Extracted data entries
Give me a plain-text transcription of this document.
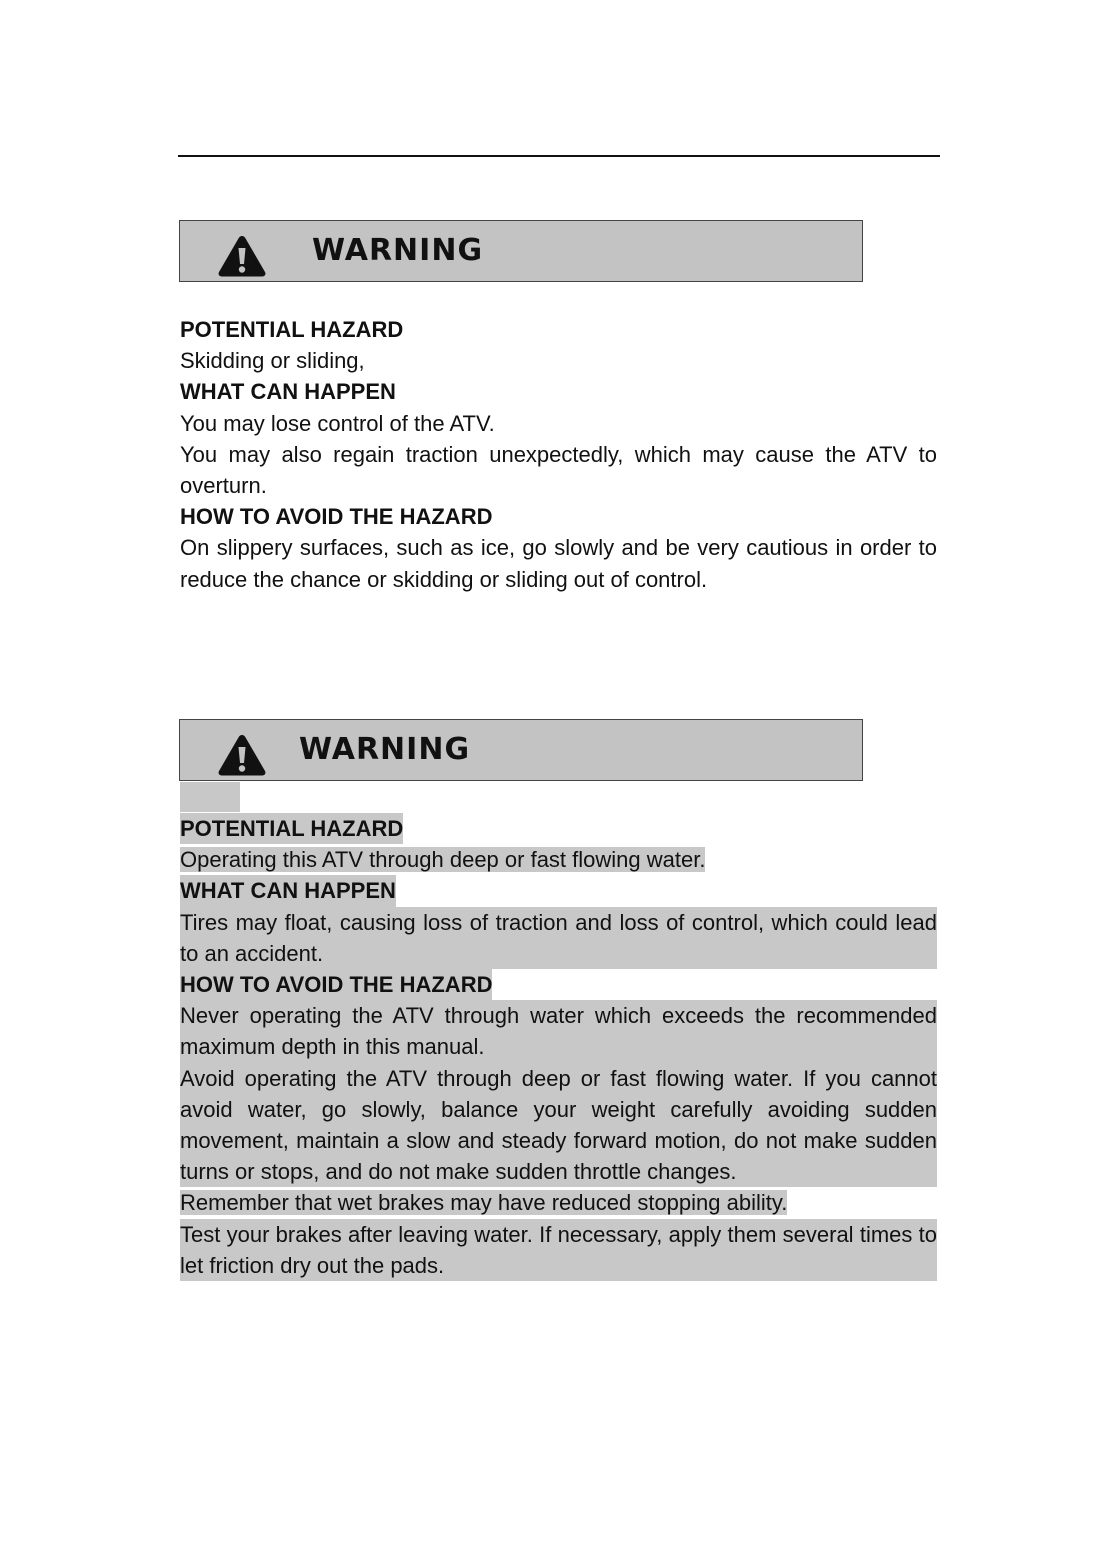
WARNING
POTENTIAL HAZARD

Skidding or sliding,

WHAT CAN HAPPEN

You may lose control of the ATV.

You may also regain traction unexpectedly, which may cause the ATV to overturn.

HOW TO AVOID THE HAZARD

On slippery surfaces, such as ice, go slowly and be very cautious in order to reduce the chance or skidding or sliding out of control.

WARNING
POTENTIAL HAZARD

Operating this ATV through deep or fast flowing water.

WHAT CAN HAPPEN

Tires may float, causing loss of traction and loss of control, which could lead to an accident.

HOW TO AVOID THE HAZARD

Never operating the ATV through water which exceeds the recommended maximum depth in this manual.

Avoid operating the ATV through deep or fast flowing water. If you cannot avoid water, go slowly, balance your weight carefully avoiding sudden movement, maintain a slow and steady forward motion, do not make sudden turns or stops, and do not make sudden throttle changes.

Remember that wet brakes may have reduced stopping ability.

Test your brakes after leaving water. If necessary, apply them several times to let friction dry out the pads.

- _WHAT YOU NEED TO DO_: Reproduce every record above exactly, omitting the pictures.

- _FULL SOLUTION_:
Give me a plain-text transcription of this document.
WARNING
POTENTIAL HAZARD

Skidding or sliding,

WHAT CAN HAPPEN

You may lose control of the ATV.

You may also regain traction unexpectedly, which may cause the ATV to overturn.

HOW TO AVOID THE HAZARD

On slippery surfaces, such as ice, go slowly and be very cautious in order to reduce the chance or skidding or sliding out of control.

WARNING
POTENTIAL HAZARD

Operating this ATV through deep or fast flowing water.

WHAT CAN HAPPEN

Tires may float, causing loss of traction and loss of control, which could lead to an accident.

HOW TO AVOID THE HAZARD

Never operating the ATV through water which exceeds the recommended maximum depth in this manual.

Avoid operating the ATV through deep or fast flowing water. If you cannot avoid water, go slowly, balance your weight carefully avoiding sudden movement, maintain a slow and steady forward motion, do not make sudden turns or stops, and do not make sudden throttle changes.

Remember that wet brakes may have reduced stopping ability.

Test your brakes after leaving water. If necessary, apply them several times to let friction dry out the pads.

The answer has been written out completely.